### Source records:
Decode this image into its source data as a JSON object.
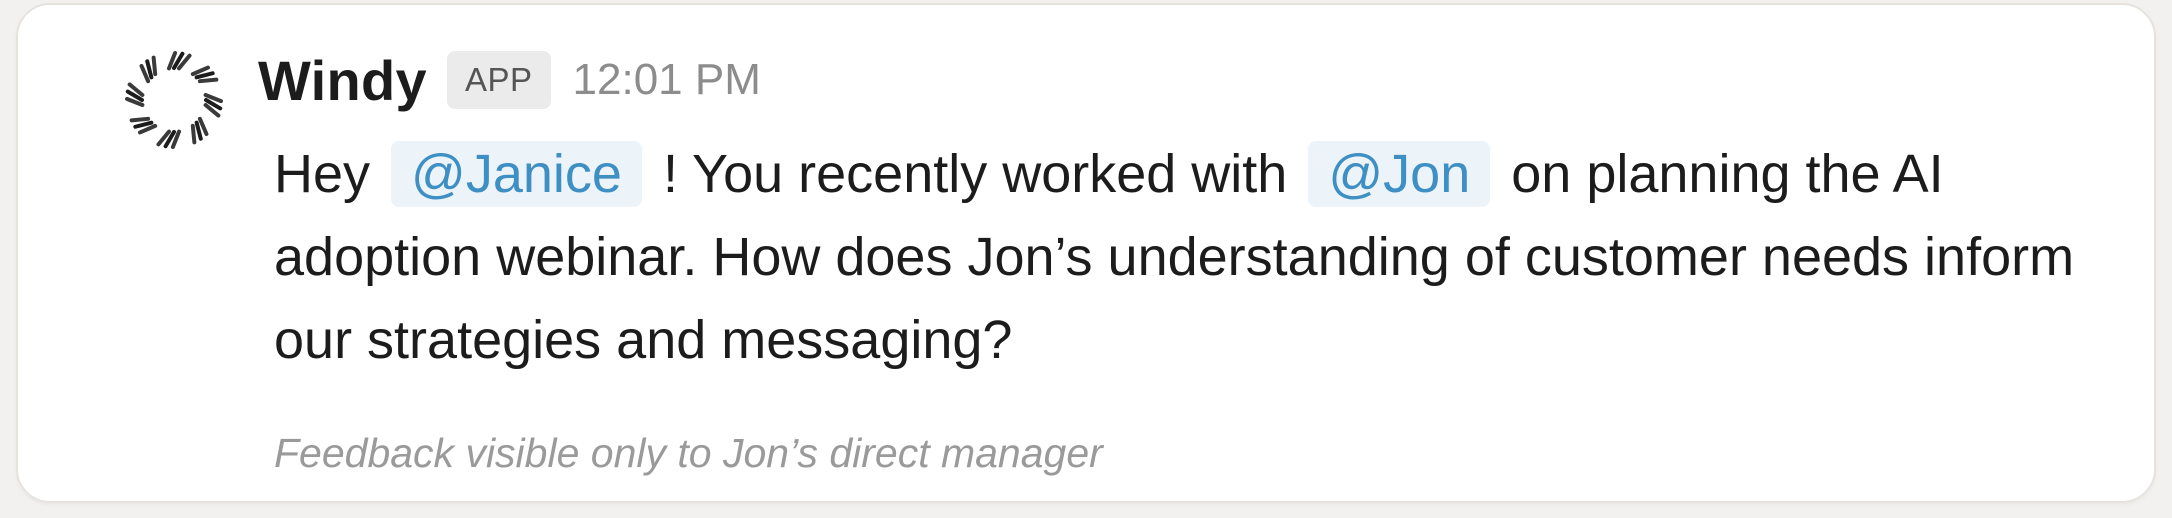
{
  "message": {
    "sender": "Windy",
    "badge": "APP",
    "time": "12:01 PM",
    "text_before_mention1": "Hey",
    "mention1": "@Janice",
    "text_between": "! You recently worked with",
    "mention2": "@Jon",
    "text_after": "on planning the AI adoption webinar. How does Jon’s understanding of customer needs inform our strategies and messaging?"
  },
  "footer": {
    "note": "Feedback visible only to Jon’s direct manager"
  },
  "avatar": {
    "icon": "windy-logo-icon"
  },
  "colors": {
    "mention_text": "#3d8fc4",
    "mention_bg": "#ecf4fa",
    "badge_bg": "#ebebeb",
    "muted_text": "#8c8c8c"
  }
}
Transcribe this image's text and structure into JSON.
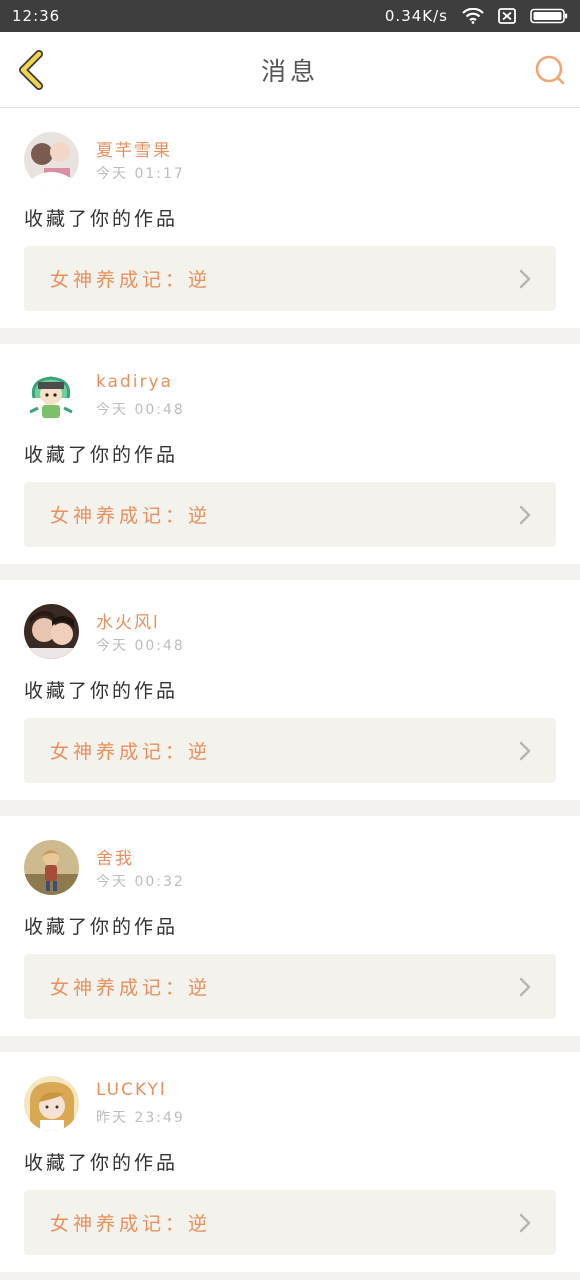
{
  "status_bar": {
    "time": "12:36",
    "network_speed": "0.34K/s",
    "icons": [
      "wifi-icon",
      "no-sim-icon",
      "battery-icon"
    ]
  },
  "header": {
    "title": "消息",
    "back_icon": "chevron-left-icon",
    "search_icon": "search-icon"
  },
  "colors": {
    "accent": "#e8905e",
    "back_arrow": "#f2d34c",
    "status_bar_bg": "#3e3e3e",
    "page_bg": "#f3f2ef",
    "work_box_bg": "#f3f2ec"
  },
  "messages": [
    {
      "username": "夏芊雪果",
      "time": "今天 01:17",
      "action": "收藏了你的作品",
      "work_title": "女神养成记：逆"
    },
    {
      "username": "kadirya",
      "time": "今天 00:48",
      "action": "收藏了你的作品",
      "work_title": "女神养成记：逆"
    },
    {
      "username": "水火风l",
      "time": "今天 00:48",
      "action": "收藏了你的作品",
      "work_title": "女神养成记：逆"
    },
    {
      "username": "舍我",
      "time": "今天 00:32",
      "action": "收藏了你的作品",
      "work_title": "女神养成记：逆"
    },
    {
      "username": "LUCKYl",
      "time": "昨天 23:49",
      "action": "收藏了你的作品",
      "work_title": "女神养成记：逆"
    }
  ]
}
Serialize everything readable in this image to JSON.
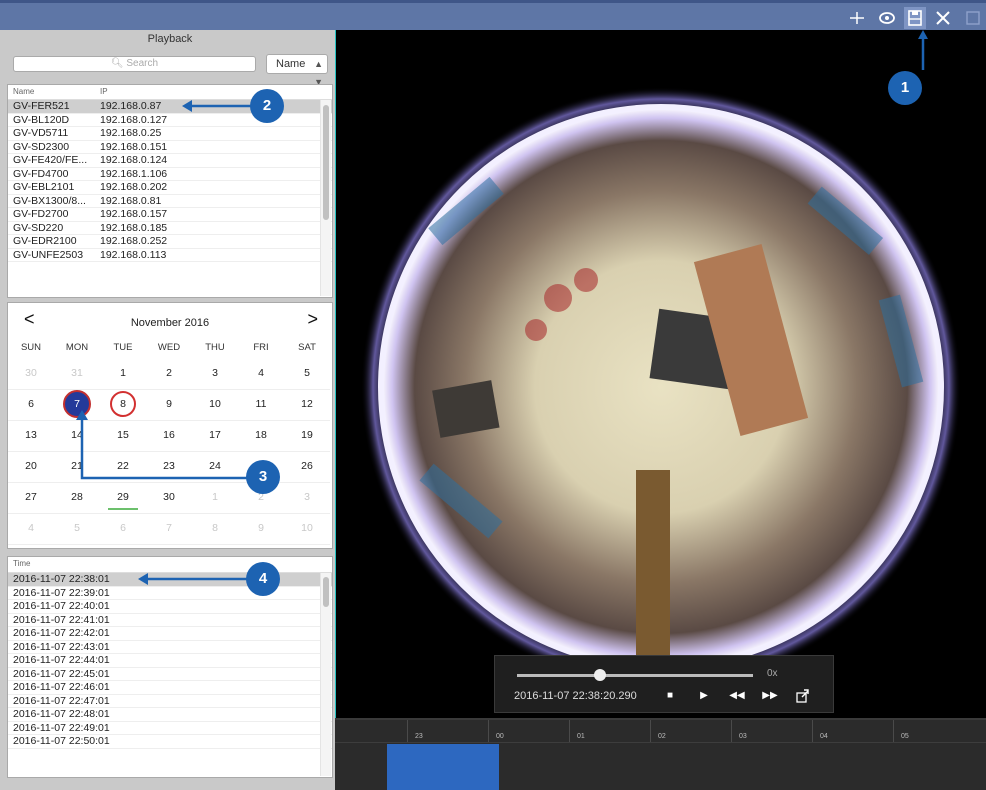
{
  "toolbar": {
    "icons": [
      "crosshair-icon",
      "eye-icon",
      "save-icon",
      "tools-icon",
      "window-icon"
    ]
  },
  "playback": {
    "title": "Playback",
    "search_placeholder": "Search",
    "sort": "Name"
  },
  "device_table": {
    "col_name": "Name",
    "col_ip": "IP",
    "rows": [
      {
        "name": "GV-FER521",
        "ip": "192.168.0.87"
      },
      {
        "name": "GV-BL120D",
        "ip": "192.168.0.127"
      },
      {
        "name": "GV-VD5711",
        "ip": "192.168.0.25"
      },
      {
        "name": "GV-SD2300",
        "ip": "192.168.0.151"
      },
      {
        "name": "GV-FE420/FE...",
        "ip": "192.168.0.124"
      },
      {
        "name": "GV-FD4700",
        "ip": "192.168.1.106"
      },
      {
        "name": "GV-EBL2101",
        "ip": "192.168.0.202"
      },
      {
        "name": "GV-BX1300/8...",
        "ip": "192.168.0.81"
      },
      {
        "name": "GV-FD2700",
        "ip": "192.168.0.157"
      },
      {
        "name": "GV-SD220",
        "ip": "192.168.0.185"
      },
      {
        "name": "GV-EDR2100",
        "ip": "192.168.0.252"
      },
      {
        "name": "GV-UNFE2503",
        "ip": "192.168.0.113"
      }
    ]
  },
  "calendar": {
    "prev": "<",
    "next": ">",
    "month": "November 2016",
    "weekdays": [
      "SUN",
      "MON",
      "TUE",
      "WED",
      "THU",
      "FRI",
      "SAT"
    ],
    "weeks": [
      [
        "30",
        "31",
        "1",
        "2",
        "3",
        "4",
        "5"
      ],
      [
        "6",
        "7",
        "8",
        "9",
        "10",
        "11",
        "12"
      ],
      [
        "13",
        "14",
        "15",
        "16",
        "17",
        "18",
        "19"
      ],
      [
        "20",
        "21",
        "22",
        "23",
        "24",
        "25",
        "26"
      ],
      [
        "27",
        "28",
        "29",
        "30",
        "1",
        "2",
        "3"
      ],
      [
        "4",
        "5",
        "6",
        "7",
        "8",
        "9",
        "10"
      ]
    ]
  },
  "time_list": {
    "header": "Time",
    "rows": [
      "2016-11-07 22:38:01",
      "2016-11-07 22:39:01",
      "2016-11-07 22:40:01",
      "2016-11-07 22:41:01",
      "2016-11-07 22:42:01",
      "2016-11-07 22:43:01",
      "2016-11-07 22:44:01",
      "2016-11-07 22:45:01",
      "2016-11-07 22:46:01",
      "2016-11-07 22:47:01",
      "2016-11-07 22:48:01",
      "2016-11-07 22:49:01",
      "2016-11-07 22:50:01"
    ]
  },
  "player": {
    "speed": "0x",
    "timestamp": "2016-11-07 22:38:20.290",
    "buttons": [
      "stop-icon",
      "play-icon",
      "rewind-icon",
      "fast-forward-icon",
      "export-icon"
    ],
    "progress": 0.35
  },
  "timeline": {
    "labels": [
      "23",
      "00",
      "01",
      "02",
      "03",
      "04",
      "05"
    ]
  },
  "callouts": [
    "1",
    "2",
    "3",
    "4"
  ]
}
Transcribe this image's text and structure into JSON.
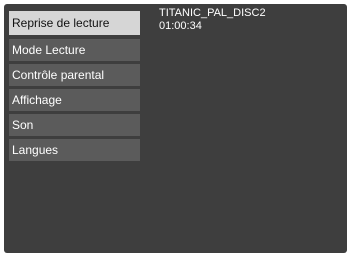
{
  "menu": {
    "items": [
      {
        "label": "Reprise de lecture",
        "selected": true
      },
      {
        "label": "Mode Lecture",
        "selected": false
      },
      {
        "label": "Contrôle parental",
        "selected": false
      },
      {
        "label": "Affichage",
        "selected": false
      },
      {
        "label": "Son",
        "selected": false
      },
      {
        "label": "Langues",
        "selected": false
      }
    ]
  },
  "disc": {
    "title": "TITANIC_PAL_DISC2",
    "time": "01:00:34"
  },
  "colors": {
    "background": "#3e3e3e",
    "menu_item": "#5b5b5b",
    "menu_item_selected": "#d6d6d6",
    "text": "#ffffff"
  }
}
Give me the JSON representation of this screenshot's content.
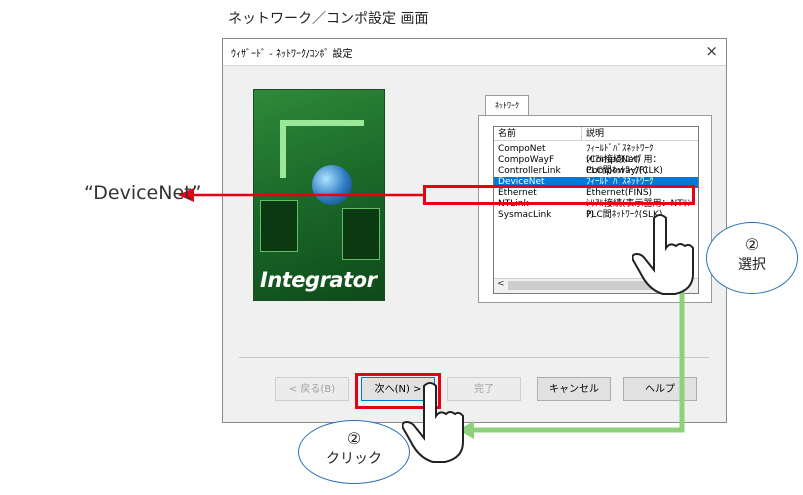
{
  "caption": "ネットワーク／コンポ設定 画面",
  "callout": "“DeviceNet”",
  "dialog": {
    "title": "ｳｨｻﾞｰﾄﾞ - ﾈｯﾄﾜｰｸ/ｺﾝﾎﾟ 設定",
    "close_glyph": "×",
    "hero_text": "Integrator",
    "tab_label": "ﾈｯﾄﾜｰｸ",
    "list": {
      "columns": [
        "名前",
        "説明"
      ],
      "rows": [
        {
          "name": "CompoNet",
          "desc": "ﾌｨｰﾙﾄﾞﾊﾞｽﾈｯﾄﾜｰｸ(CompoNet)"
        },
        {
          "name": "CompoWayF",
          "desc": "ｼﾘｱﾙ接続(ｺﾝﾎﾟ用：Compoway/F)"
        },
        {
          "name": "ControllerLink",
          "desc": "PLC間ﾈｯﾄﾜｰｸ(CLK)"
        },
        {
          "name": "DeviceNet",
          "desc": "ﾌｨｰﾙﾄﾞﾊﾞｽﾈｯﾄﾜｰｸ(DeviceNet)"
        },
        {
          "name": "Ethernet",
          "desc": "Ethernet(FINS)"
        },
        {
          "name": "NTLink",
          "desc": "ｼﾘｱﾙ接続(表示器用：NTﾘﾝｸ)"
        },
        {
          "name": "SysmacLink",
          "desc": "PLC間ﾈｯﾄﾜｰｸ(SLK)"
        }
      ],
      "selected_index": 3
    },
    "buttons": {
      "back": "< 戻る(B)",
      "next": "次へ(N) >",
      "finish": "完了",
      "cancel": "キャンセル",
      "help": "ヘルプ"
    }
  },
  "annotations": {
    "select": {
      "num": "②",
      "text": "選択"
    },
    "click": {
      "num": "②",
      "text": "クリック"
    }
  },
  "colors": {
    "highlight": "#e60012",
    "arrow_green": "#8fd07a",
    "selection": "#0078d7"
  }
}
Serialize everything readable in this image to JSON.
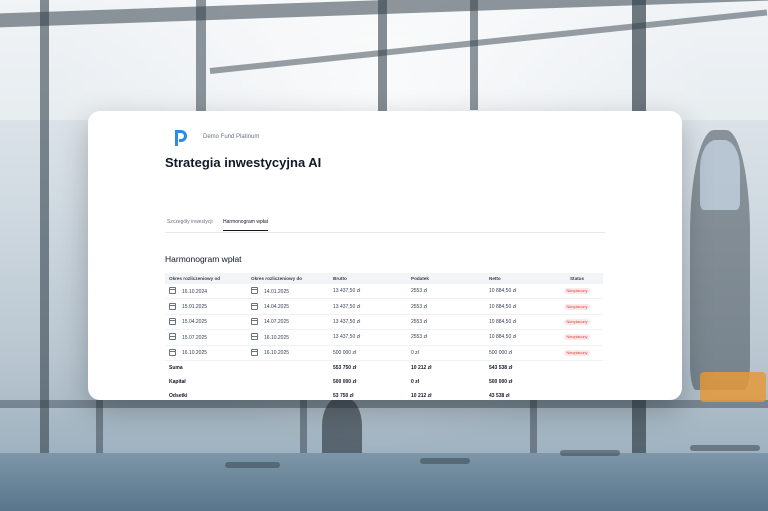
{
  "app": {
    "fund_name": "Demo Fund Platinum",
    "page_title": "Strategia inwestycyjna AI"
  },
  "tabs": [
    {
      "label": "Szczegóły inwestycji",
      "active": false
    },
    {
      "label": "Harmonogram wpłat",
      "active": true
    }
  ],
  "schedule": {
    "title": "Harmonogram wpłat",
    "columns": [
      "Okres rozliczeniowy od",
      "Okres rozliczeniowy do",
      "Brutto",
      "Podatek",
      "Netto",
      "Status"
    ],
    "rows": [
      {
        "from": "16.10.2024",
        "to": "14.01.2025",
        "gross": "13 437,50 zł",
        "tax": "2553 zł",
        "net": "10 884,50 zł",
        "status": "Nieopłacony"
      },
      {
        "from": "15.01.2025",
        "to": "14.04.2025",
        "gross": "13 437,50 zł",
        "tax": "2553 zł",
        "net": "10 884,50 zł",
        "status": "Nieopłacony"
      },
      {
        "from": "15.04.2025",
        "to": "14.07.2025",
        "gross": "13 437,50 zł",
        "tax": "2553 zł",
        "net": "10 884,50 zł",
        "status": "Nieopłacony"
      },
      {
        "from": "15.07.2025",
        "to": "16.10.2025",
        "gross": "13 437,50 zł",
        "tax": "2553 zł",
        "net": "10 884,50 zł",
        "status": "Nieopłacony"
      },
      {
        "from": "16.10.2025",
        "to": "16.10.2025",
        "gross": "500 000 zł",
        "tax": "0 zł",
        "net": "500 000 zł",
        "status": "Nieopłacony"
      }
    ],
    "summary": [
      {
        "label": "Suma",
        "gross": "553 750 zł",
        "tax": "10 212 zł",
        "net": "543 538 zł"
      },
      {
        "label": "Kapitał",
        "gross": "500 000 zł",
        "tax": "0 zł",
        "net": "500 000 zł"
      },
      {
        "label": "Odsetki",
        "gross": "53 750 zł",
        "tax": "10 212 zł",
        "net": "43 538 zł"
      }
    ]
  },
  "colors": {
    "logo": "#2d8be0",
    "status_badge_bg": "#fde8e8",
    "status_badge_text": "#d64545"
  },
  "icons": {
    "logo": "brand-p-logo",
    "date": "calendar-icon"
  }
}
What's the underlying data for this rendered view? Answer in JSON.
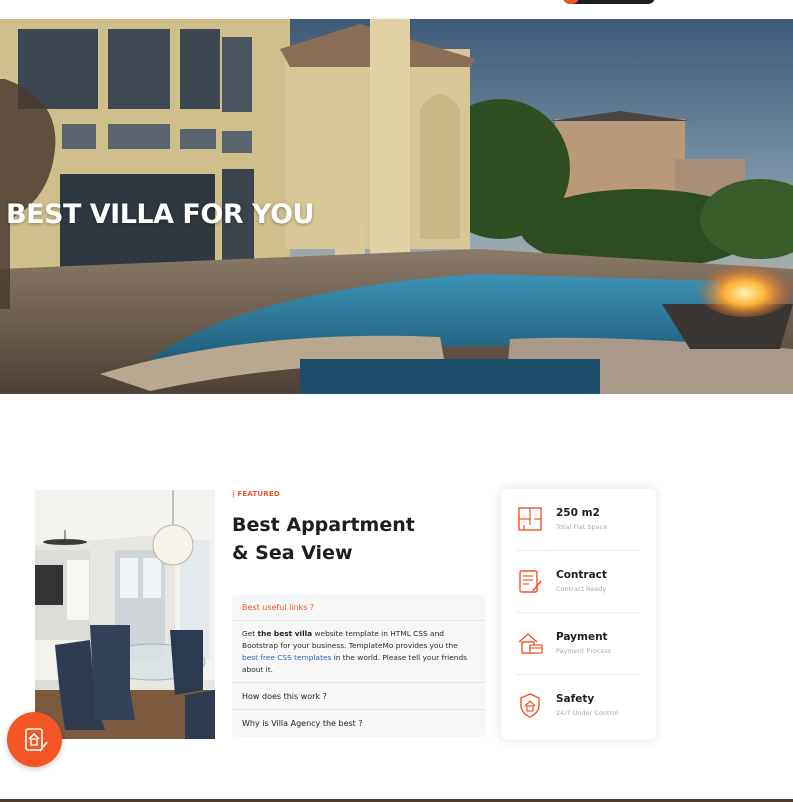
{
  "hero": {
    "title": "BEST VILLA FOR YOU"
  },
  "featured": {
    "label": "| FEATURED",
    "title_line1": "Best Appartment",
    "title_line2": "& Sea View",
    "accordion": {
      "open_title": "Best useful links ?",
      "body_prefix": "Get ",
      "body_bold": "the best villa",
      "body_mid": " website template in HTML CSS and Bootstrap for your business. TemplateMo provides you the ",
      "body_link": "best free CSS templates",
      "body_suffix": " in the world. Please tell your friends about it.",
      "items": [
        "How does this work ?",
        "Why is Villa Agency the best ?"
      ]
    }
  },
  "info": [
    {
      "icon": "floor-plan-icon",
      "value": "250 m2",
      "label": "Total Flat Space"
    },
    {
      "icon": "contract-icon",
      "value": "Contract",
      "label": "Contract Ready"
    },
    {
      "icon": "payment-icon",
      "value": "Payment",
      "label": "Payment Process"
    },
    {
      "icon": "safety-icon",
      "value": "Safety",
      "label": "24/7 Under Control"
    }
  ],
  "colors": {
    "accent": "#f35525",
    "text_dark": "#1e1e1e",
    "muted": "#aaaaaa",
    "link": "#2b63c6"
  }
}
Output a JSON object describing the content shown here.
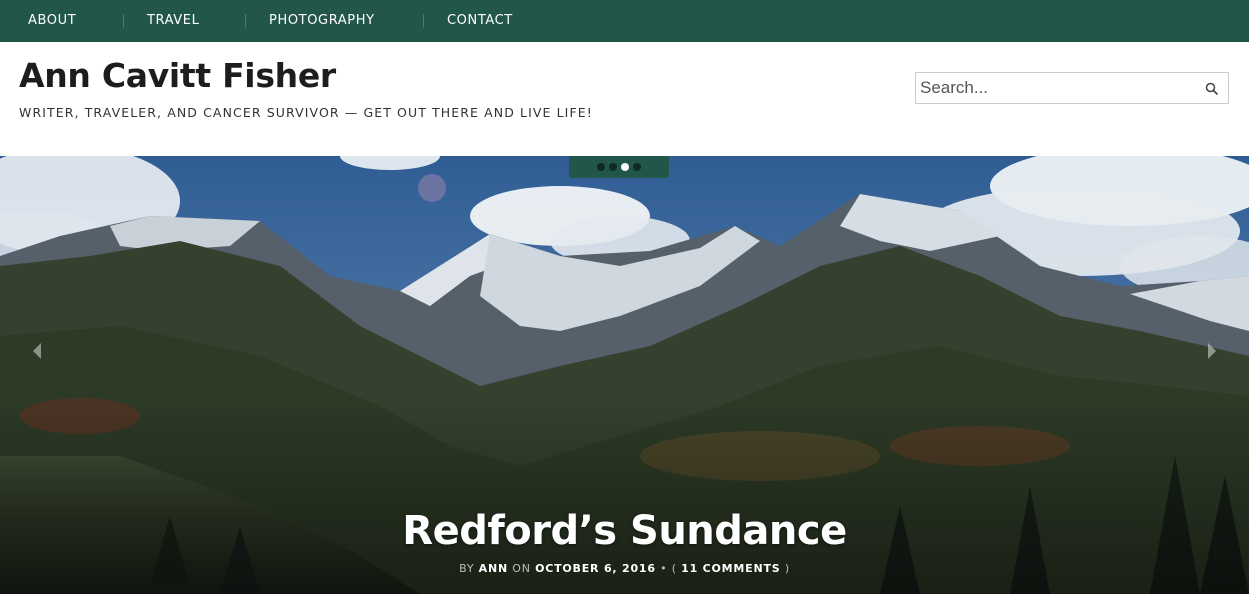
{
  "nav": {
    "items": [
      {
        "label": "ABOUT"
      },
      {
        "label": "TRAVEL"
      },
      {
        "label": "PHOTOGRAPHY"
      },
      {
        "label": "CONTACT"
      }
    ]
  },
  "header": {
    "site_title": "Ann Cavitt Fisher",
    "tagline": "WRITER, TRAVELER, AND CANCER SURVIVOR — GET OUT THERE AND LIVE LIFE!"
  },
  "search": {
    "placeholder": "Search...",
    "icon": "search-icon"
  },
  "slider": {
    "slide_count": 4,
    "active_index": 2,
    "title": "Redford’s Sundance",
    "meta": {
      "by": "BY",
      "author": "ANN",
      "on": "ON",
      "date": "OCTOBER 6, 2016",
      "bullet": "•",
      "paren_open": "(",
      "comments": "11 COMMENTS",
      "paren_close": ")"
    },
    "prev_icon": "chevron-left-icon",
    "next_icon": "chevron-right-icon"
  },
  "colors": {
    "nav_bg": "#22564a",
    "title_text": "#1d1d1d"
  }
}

### Objective:
Locate all lines that include the word "DeviceNet" and copy them out.

### Solution to this exercise:
  "callout": "“DeviceNet”",
          "name": "DeviceNet",
          "desc": "ﾌｨｰﾙﾄﾞﾊﾞｽﾈｯﾄﾜｰｸ(DeviceNet)"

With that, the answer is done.